== TASK INPUT ==
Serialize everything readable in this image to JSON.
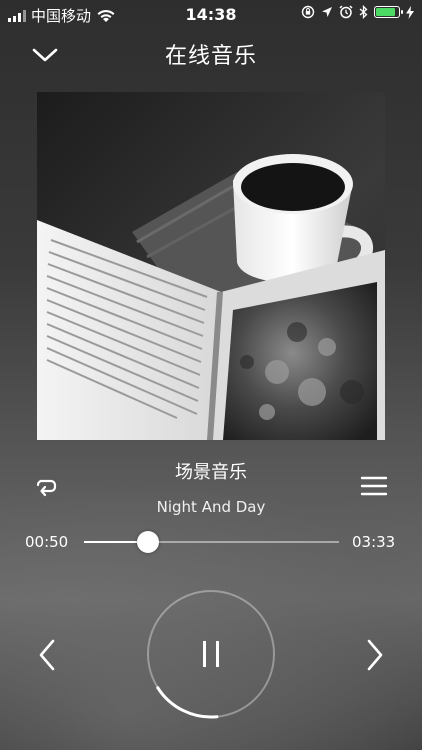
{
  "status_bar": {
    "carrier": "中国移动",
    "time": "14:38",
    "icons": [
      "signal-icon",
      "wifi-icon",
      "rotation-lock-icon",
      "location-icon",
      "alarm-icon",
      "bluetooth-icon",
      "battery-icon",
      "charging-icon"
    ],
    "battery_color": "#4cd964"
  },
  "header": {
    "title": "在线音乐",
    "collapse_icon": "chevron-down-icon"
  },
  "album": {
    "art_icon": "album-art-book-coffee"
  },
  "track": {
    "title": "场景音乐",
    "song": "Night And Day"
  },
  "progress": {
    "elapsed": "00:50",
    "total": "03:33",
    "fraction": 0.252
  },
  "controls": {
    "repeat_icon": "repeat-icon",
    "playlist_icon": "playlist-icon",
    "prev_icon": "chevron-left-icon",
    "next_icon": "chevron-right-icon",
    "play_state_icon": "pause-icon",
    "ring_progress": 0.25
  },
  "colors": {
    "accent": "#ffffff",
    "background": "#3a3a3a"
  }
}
===
### PROBLEM DESCRIPTION
Pictures in the data above should not be copied; transcribe everything else exactly.

### RESULT OF THE TASK
Serialize everything readable in this image to JSON.
{
  "status_bar": {
    "carrier": "中国移动",
    "time": "14:38",
    "icons": [
      "signal-icon",
      "wifi-icon",
      "rotation-lock-icon",
      "location-icon",
      "alarm-icon",
      "bluetooth-icon",
      "battery-icon",
      "charging-icon"
    ],
    "battery_color": "#4cd964"
  },
  "header": {
    "title": "在线音乐",
    "collapse_icon": "chevron-down-icon"
  },
  "album": {
    "art_icon": "album-art-book-coffee"
  },
  "track": {
    "title": "场景音乐",
    "song": "Night And Day"
  },
  "progress": {
    "elapsed": "00:50",
    "total": "03:33",
    "fraction": 0.252
  },
  "controls": {
    "repeat_icon": "repeat-icon",
    "playlist_icon": "playlist-icon",
    "prev_icon": "chevron-left-icon",
    "next_icon": "chevron-right-icon",
    "play_state_icon": "pause-icon",
    "ring_progress": 0.25
  },
  "colors": {
    "accent": "#ffffff",
    "background": "#3a3a3a"
  }
}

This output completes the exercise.